##### Supplied records

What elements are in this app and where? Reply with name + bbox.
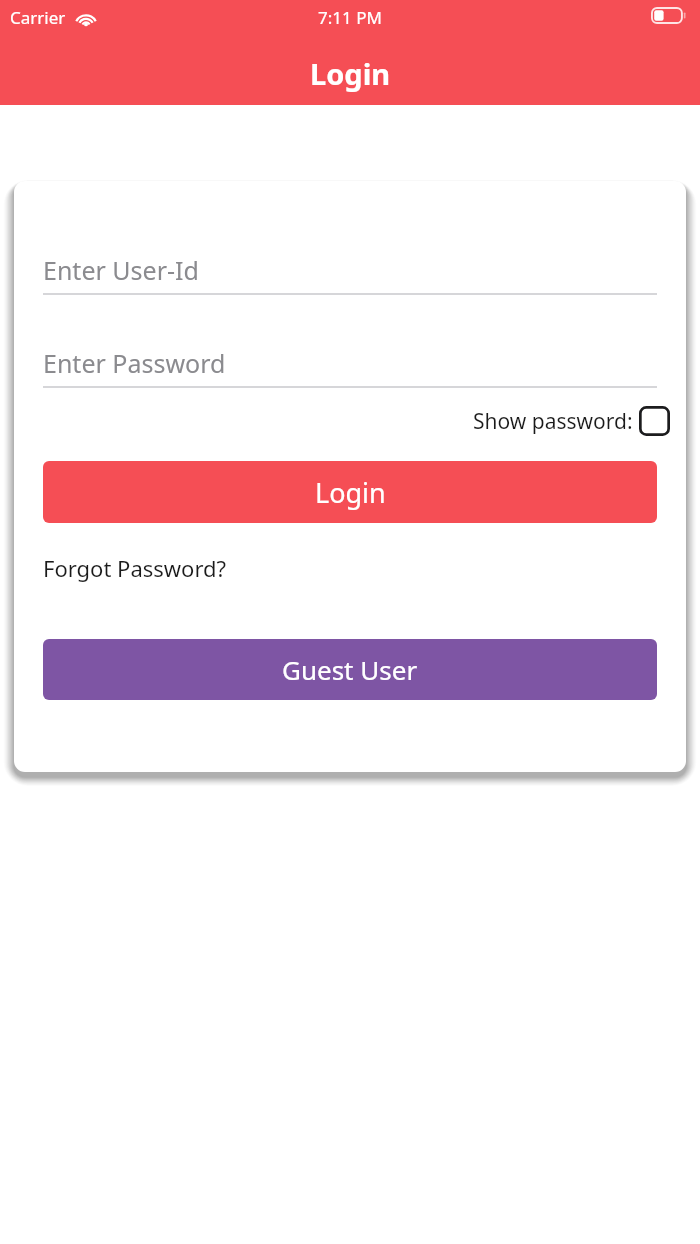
staticText: Login bbox=[310, 54, 391, 93]
staticText: Show password: bbox=[473, 407, 633, 436]
staticText: Carrier bbox=[10, 6, 66, 29]
staticText: Enter Password bbox=[43, 346, 226, 380]
staticText: Enter User-Id bbox=[43, 253, 199, 287]
other: Show password checkbox bbox=[639, 406, 670, 436]
button[interactable]: Enter User-Id bbox=[43, 253, 657, 295]
button[interactable]: Guest User bbox=[43, 639, 657, 700]
other: Battery bbox=[651, 7, 686, 24]
button[interactable]: Enter Password bbox=[43, 346, 657, 388]
button[interactable]: Forgot Password? bbox=[43, 550, 227, 586]
staticText: Forgot Password? bbox=[43, 553, 227, 583]
button[interactable]: Login bbox=[43, 461, 657, 523]
staticText: Guest User bbox=[282, 652, 418, 687]
other: Wi-Fi bbox=[75, 10, 97, 26]
staticText: 7:11 PM bbox=[318, 6, 382, 29]
staticText: Login bbox=[315, 474, 386, 511]
button[interactable]: Show password: bbox=[470, 403, 673, 439]
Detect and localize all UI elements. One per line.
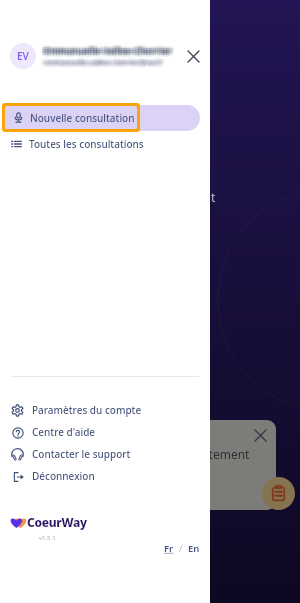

##########

Request> Reproduce every line of the entries above verbatim, from the first line through the last, but omit the picture placeholders.

Response for this exercise>
What elements are in this app and where? Reply with name + bbox.
staticText: Login bbox=[310, 54, 391, 93]
staticText: Show password: bbox=[473, 407, 633, 436]
staticText: Carrier bbox=[10, 6, 66, 29]
staticText: Enter Password bbox=[43, 346, 226, 380]
staticText: Enter User-Id bbox=[43, 253, 199, 287]
other: Show password checkbox bbox=[639, 406, 670, 436]
button[interactable]: Enter User-Id bbox=[43, 253, 657, 295]
button[interactable]: Guest User bbox=[43, 639, 657, 700]
other: Battery bbox=[651, 7, 686, 24]
button[interactable]: Enter Password bbox=[43, 346, 657, 388]
button[interactable]: Forgot Password? bbox=[43, 550, 227, 586]
staticText: Forgot Password? bbox=[43, 553, 227, 583]
button[interactable]: Login bbox=[43, 461, 657, 523]
staticText: Guest User bbox=[282, 652, 418, 687]
other: Wi-Fi bbox=[75, 10, 97, 26]
staticText: 7:11 PM bbox=[318, 6, 382, 29]
staticText: Login bbox=[315, 474, 386, 511]
button[interactable]: Show password: bbox=[470, 403, 673, 439]
Detect and localize all UI elements. One per line.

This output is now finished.